▼

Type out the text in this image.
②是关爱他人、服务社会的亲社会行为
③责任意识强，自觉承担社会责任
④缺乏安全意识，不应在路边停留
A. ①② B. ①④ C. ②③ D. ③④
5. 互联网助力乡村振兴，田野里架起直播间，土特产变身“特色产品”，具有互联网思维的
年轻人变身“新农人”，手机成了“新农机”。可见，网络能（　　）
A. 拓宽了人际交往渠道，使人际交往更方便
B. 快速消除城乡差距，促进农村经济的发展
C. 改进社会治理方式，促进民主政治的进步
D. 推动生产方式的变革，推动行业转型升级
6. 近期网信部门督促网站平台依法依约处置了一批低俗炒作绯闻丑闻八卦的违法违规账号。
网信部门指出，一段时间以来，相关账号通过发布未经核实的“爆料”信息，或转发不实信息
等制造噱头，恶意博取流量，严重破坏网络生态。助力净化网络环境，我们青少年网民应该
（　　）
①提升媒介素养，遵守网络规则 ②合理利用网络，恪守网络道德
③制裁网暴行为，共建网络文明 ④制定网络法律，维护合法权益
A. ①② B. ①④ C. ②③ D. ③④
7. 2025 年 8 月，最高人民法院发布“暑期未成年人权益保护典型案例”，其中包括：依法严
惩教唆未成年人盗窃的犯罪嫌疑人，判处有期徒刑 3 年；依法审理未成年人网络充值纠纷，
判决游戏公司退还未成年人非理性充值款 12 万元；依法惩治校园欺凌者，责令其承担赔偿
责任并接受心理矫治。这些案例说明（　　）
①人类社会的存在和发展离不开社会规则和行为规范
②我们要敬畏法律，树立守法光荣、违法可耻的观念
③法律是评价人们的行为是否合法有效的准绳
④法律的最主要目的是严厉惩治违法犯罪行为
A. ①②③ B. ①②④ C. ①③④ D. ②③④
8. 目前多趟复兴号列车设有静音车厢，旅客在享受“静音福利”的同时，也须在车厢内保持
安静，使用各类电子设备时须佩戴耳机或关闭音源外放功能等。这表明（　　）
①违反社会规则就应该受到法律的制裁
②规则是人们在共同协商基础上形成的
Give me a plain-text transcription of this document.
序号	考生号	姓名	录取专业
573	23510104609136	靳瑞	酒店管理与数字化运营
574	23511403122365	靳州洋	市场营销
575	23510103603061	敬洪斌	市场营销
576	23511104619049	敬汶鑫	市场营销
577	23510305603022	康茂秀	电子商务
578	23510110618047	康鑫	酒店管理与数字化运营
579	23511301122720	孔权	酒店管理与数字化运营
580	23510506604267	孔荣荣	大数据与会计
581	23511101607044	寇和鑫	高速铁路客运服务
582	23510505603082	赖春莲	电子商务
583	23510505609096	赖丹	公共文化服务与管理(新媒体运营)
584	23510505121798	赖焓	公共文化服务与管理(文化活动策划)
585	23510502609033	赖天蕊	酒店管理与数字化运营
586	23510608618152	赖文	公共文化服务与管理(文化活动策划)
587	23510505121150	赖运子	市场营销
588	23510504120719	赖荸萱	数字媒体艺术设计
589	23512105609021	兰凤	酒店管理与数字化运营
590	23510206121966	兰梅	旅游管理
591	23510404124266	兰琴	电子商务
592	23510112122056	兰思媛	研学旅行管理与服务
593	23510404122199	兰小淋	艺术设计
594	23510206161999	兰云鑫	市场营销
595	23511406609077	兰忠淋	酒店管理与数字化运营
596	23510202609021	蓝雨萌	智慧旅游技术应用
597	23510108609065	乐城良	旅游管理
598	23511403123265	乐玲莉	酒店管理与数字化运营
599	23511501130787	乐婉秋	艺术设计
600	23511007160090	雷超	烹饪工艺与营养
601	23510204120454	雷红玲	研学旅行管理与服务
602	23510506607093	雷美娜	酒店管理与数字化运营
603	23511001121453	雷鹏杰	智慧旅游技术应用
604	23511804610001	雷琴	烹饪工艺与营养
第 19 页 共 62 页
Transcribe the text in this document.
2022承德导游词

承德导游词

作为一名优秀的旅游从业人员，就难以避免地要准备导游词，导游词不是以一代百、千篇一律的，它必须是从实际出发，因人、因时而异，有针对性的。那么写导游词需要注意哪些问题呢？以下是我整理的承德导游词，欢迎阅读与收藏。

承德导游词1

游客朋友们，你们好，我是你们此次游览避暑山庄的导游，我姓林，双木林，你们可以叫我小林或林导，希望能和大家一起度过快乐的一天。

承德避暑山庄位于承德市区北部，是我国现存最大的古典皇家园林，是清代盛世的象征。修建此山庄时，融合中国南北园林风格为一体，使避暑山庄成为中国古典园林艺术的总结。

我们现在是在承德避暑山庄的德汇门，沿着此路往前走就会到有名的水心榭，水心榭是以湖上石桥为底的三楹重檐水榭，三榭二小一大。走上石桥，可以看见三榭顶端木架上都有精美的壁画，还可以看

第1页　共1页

▲

Retype all of the entries precisely as they are.

» Exercise result
Type out the text in this image.
②是关爱他人、服务社会的亲社会行为
③责任意识强，自觉承担社会责任
④缺乏安全意识，不应在路边停留
A. ①② B. ①④ C. ②③ D. ③④
5. 互联网助力乡村振兴，田野里架起直播间，土特产变身“特色产品”，具有互联网思维的
年轻人变身“新农人”，手机成了“新农机”。可见，网络能（　　）
A. 拓宽了人际交往渠道，使人际交往更方便
B. 快速消除城乡差距，促进农村经济的发展
C. 改进社会治理方式，促进民主政治的进步
D. 推动生产方式的变革，推动行业转型升级
6. 近期网信部门督促网站平台依法依约处置了一批低俗炒作绯闻丑闻八卦的违法违规账号。
网信部门指出，一段时间以来，相关账号通过发布未经核实的“爆料”信息，或转发不实信息
等制造噱头，恶意博取流量，严重破坏网络生态。助力净化网络环境，我们青少年网民应该
（　　）
①提升媒介素养，遵守网络规则 ②合理利用网络，恪守网络道德
③制裁网暴行为，共建网络文明 ④制定网络法律，维护合法权益
A. ①② B. ①④ C. ②③ D. ③④
7. 2025 年 8 月，最高人民法院发布“暑期未成年人权益保护典型案例”，其中包括：依法严
惩教唆未成年人盗窃的犯罪嫌疑人，判处有期徒刑 3 年；依法审理未成年人网络充值纠纷，
判决游戏公司退还未成年人非理性充值款 12 万元；依法惩治校园欺凌者，责令其承担赔偿
责任并接受心理矫治。这些案例说明（　　）
①人类社会的存在和发展离不开社会规则和行为规范
②我们要敬畏法律，树立守法光荣、违法可耻的观念
③法律是评价人们的行为是否合法有效的准绳
④法律的最主要目的是严厉惩治违法犯罪行为
A. ①②③ B. ①②④ C. ①③④ D. ②③④
8. 目前多趟复兴号列车设有静音车厢，旅客在享受“静音福利”的同时，也须在车厢内保持
安静，使用各类电子设备时须佩戴耳机或关闭音源外放功能等。这表明（　　）
①违反社会规则就应该受到法律的制裁
②规则是人们在共同协商基础上形成的
Give me a plain-text transcription of this document.
序号	考生号	姓名	录取专业
573	23510104609136	靳瑞	酒店管理与数字化运营
574	23511403122365	靳州洋	市场营销
575	23510103603061	敬洪斌	市场营销
576	23511104619049	敬汶鑫	市场营销
577	23510305603022	康茂秀	电子商务
578	23510110618047	康鑫	酒店管理与数字化运营
579	23511301122720	孔权	酒店管理与数字化运营
580	23510506604267	孔荣荣	大数据与会计
581	23511101607044	寇和鑫	高速铁路客运服务
582	23510505603082	赖春莲	电子商务
583	23510505609096	赖丹	公共文化服务与管理(新媒体运营)
584	23510505121798	赖焓	公共文化服务与管理(文化活动策划)
585	23510502609033	赖天蕊	酒店管理与数字化运营
586	23510608618152	赖文	公共文化服务与管理(文化活动策划)
587	23510505121150	赖运子	市场营销
588	23510504120719	赖荸萱	数字媒体艺术设计
589	23512105609021	兰凤	酒店管理与数字化运营
590	23510206121966	兰梅	旅游管理
591	23510404124266	兰琴	电子商务
592	23510112122056	兰思媛	研学旅行管理与服务
593	23510404122199	兰小淋	艺术设计
594	23510206161999	兰云鑫	市场营销
595	23511406609077	兰忠淋	酒店管理与数字化运营
596	23510202609021	蓝雨萌	智慧旅游技术应用
597	23510108609065	乐城良	旅游管理
598	23511403123265	乐玲莉	酒店管理与数字化运营
599	23511501130787	乐婉秋	艺术设计
600	23511007160090	雷超	烹饪工艺与营养
601	23510204120454	雷红玲	研学旅行管理与服务
602	23510506607093	雷美娜	酒店管理与数字化运营
603	23511001121453	雷鹏杰	智慧旅游技术应用
604	23511804610001	雷琴	烹饪工艺与营养
第 19 页 共 62 页
Transcribe the text in this document.
2022承德导游词

承德导游词

作为一名优秀的旅游从业人员，就难以避免地要准备导游词，导游词不是以一代百、千篇一律的，它必须是从实际出发，因人、因时而异，有针对性的。那么写导游词需要注意哪些问题呢？以下是我整理的承德导游词，欢迎阅读与收藏。

承德导游词1

游客朋友们，你们好，我是你们此次游览避暑山庄的导游，我姓林，双木林，你们可以叫我小林或林导，希望能和大家一起度过快乐的一天。

承德避暑山庄位于承德市区北部，是我国现存最大的古典皇家园林，是清代盛世的象征。修建此山庄时，融合中国南北园林风格为一体，使避暑山庄成为中国古典园林艺术的总结。

我们现在是在承德避暑山庄的德汇门，沿着此路往前走就会到有名的水心榭，水心榭是以湖上石桥为底的三楹重檐水榭，三榭二小一大。走上石桥，可以看见三榭顶端木架上都有精美的壁画，还可以看

第1页　共1页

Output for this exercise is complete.